What is expected: Using the material below, copy every line where "Transcribe" appears.

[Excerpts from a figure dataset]
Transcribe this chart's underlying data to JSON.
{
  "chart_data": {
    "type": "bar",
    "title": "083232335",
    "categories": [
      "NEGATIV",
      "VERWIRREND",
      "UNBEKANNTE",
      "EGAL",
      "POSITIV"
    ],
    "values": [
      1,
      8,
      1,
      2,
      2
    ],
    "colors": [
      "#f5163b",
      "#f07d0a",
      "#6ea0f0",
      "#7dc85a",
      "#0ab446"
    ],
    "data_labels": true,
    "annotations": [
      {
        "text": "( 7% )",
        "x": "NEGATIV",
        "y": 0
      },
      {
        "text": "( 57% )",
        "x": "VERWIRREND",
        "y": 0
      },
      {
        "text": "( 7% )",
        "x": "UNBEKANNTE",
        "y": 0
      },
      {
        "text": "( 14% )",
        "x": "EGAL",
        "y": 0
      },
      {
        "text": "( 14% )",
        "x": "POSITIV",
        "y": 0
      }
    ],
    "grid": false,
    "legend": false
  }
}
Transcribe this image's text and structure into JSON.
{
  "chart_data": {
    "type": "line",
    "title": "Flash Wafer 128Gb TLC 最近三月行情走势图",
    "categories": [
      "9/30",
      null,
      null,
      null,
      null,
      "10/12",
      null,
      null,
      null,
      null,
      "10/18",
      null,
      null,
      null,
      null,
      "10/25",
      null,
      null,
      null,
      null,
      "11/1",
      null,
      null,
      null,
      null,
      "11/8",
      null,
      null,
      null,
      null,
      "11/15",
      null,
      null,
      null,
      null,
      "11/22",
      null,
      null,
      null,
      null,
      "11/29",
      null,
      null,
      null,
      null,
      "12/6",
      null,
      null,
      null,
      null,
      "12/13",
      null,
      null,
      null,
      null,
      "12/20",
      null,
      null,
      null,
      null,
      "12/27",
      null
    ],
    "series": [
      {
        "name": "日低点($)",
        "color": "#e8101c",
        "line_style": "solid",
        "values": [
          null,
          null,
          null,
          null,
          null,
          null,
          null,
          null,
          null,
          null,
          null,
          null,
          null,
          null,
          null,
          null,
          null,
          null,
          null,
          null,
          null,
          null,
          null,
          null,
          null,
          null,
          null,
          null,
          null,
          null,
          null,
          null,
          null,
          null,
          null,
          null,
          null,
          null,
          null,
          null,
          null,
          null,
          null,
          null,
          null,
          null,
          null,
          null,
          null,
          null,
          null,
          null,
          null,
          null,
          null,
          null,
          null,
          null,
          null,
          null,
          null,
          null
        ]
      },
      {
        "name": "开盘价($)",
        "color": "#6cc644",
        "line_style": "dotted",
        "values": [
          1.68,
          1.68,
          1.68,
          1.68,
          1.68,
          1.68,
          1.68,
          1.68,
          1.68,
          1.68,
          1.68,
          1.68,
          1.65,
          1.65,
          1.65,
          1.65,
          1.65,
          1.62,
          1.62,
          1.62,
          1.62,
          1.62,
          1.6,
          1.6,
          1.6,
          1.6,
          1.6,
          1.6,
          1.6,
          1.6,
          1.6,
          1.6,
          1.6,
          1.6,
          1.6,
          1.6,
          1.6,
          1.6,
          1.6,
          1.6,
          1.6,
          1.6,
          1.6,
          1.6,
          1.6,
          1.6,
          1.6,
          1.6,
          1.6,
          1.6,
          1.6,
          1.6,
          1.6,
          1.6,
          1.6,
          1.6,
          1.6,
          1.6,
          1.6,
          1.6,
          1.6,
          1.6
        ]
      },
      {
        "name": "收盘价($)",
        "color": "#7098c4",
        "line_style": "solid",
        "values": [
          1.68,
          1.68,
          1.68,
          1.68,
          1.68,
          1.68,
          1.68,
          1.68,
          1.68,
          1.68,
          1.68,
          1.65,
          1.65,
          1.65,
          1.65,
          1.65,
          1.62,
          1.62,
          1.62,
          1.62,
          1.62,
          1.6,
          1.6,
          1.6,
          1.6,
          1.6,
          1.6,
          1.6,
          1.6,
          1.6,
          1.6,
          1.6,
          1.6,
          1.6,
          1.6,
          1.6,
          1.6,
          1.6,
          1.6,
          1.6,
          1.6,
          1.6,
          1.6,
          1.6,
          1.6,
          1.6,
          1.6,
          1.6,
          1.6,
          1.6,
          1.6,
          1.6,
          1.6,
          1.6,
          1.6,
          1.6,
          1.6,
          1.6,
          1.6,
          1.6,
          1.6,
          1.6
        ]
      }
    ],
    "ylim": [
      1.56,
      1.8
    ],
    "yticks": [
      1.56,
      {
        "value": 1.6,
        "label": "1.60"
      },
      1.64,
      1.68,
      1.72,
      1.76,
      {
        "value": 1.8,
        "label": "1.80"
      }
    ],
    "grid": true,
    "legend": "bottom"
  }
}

Answer to this exercise:
Transcribe this chart's underlying data to JSON.
Transcribe this image's text and structure into JSON.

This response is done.